» Requirement: Repeat the lines from the start of the records through the line containing "x-tick-label: 10 — [997, 601, 1019, 623]", inclusive, with no changes.

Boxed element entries
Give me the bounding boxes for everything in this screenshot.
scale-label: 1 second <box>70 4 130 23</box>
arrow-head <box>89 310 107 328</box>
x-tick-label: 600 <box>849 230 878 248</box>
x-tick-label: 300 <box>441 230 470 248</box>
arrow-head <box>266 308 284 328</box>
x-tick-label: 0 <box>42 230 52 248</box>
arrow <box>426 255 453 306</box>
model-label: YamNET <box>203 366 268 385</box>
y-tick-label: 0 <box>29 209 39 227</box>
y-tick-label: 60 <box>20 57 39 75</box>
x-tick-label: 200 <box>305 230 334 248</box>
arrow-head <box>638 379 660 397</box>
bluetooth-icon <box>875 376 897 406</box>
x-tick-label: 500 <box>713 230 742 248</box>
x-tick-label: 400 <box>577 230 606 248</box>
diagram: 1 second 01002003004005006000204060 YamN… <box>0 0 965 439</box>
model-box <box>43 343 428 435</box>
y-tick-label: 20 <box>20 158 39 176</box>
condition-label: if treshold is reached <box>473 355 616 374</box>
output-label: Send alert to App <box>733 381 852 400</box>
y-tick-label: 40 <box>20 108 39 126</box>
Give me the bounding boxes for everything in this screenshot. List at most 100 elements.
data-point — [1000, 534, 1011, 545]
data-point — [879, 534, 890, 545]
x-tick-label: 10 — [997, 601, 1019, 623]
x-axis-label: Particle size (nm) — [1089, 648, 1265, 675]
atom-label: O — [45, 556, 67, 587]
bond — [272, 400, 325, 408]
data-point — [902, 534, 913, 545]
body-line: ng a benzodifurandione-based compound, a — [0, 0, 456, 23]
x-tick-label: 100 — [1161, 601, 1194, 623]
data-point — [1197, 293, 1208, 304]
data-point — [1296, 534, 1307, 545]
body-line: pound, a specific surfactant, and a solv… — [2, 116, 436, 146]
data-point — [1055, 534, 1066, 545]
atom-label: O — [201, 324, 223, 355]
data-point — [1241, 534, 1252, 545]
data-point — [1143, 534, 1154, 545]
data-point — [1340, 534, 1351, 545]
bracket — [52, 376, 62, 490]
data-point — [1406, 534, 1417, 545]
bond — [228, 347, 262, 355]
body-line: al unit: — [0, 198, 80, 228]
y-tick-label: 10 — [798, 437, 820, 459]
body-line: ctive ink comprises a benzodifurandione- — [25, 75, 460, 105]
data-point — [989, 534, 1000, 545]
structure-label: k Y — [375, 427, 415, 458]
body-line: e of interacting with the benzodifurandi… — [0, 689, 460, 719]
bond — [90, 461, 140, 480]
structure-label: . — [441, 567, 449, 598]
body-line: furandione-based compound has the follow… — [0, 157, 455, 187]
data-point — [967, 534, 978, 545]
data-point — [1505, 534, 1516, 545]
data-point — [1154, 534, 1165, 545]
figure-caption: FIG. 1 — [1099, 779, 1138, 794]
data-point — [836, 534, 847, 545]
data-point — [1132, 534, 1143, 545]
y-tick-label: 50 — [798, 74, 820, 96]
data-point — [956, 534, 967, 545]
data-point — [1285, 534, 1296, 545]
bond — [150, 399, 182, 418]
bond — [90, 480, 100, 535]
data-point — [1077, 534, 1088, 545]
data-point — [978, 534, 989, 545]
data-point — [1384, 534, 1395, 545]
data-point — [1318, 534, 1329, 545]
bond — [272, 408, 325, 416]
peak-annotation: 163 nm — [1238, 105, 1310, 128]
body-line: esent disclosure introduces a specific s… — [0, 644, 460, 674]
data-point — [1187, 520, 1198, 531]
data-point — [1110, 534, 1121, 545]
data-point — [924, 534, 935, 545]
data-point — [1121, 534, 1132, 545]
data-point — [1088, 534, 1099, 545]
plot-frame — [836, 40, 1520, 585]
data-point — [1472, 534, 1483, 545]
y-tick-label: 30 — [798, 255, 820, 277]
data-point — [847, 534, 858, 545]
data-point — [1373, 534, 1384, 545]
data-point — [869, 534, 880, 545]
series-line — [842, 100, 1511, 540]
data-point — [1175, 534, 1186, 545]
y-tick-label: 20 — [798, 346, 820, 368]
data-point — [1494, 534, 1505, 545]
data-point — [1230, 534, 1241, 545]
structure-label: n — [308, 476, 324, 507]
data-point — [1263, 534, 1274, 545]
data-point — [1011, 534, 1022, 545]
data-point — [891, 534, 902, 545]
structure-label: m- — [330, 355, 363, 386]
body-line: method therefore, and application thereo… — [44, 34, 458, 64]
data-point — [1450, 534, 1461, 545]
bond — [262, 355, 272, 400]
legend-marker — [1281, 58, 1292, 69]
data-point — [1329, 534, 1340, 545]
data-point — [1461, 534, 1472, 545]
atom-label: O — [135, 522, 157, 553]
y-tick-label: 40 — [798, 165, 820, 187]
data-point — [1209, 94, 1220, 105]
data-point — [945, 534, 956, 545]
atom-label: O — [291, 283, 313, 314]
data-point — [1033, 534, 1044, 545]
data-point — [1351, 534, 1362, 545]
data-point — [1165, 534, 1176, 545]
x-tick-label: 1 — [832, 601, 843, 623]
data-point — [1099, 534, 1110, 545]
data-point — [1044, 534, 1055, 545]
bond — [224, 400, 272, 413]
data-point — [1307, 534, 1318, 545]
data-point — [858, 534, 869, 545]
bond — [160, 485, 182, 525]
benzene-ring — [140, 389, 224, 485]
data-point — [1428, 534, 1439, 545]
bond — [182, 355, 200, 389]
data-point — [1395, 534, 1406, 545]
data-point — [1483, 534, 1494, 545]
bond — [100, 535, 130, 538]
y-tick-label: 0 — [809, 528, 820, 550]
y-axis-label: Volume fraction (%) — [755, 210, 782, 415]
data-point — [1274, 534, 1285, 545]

» Answer to this problem:
Give me the bounding boxes for everything in this screenshot.
scale-label: 1 second <box>70 4 130 23</box>
arrow-head <box>89 310 107 328</box>
x-tick-label: 600 <box>849 230 878 248</box>
x-tick-label: 300 <box>441 230 470 248</box>
arrow-head <box>266 308 284 328</box>
x-tick-label: 0 <box>42 230 52 248</box>
arrow <box>426 255 453 306</box>
model-label: YamNET <box>203 366 268 385</box>
y-tick-label: 0 <box>29 209 39 227</box>
y-tick-label: 60 <box>20 57 39 75</box>
x-tick-label: 200 <box>305 230 334 248</box>
arrow-head <box>638 379 660 397</box>
bluetooth-icon <box>875 376 897 406</box>
x-tick-label: 500 <box>713 230 742 248</box>
x-tick-label: 400 <box>577 230 606 248</box>
diagram: 1 second 01002003004005006000204060 YamN… <box>0 0 965 439</box>
model-box <box>43 343 428 435</box>
y-tick-label: 20 <box>20 158 39 176</box>
condition-label: if treshold is reached <box>473 355 616 374</box>
output-label: Send alert to App <box>733 381 852 400</box>
y-tick-label: 40 <box>20 108 39 126</box>
Give me the bounding boxes for everything in this screenshot. List at most 100 elements.
data-point — [1000, 534, 1011, 545]
data-point — [879, 534, 890, 545]
x-tick-label: 10 — [997, 601, 1019, 623]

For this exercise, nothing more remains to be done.